The records should be repeated word for word, pictures excluded.

▶ _LISTED ENTRIES_
------------------------------------------------

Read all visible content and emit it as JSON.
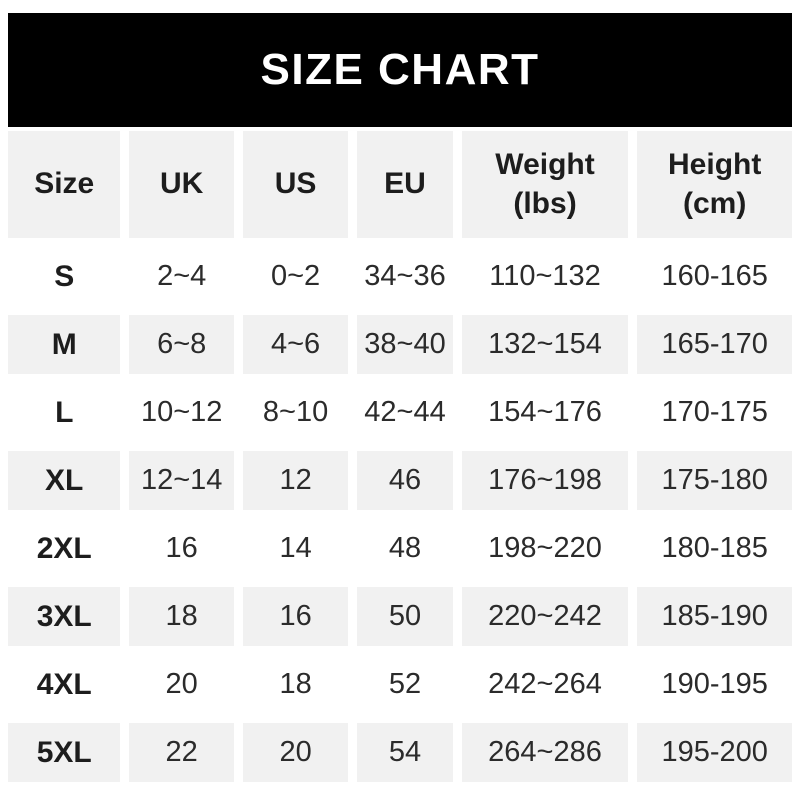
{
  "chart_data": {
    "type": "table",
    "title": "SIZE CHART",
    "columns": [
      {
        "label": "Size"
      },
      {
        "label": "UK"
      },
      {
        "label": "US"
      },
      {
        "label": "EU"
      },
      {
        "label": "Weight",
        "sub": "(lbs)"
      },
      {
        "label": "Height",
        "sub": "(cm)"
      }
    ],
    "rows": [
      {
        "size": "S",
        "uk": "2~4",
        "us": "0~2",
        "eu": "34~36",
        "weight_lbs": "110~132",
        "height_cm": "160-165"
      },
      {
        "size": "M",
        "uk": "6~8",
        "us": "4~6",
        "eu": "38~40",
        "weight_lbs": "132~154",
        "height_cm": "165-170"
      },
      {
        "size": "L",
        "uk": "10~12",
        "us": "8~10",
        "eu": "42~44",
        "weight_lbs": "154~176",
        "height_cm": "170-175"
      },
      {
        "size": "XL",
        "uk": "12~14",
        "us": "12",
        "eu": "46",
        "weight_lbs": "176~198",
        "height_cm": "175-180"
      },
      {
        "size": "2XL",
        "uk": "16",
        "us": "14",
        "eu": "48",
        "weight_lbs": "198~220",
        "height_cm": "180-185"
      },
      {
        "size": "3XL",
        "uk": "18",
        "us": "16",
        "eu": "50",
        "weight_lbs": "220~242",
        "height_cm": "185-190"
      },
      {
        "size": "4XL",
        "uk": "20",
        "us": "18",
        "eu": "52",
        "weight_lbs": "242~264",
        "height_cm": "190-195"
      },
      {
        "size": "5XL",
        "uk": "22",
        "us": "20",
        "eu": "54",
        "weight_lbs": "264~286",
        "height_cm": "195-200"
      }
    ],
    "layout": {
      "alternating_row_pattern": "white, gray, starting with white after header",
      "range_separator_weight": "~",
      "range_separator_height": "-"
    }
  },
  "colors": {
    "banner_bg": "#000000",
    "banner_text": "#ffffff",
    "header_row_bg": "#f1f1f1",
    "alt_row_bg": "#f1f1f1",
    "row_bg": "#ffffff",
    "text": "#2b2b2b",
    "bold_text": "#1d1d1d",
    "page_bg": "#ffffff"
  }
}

------------------------------------------------

▶ _RESULT OF THIS TASK_
Read all visible content and emit it as JSON.
{
  "chart_data": {
    "type": "table",
    "title": "SIZE CHART",
    "columns": [
      {
        "label": "Size"
      },
      {
        "label": "UK"
      },
      {
        "label": "US"
      },
      {
        "label": "EU"
      },
      {
        "label": "Weight",
        "sub": "(lbs)"
      },
      {
        "label": "Height",
        "sub": "(cm)"
      }
    ],
    "rows": [
      {
        "size": "S",
        "uk": "2~4",
        "us": "0~2",
        "eu": "34~36",
        "weight_lbs": "110~132",
        "height_cm": "160-165"
      },
      {
        "size": "M",
        "uk": "6~8",
        "us": "4~6",
        "eu": "38~40",
        "weight_lbs": "132~154",
        "height_cm": "165-170"
      },
      {
        "size": "L",
        "uk": "10~12",
        "us": "8~10",
        "eu": "42~44",
        "weight_lbs": "154~176",
        "height_cm": "170-175"
      },
      {
        "size": "XL",
        "uk": "12~14",
        "us": "12",
        "eu": "46",
        "weight_lbs": "176~198",
        "height_cm": "175-180"
      },
      {
        "size": "2XL",
        "uk": "16",
        "us": "14",
        "eu": "48",
        "weight_lbs": "198~220",
        "height_cm": "180-185"
      },
      {
        "size": "3XL",
        "uk": "18",
        "us": "16",
        "eu": "50",
        "weight_lbs": "220~242",
        "height_cm": "185-190"
      },
      {
        "size": "4XL",
        "uk": "20",
        "us": "18",
        "eu": "52",
        "weight_lbs": "242~264",
        "height_cm": "190-195"
      },
      {
        "size": "5XL",
        "uk": "22",
        "us": "20",
        "eu": "54",
        "weight_lbs": "264~286",
        "height_cm": "195-200"
      }
    ],
    "layout": {
      "alternating_row_pattern": "white, gray, starting with white after header",
      "range_separator_weight": "~",
      "range_separator_height": "-"
    }
  },
  "colors": {
    "banner_bg": "#000000",
    "banner_text": "#ffffff",
    "header_row_bg": "#f1f1f1",
    "alt_row_bg": "#f1f1f1",
    "row_bg": "#ffffff",
    "text": "#2b2b2b",
    "bold_text": "#1d1d1d",
    "page_bg": "#ffffff"
  }
}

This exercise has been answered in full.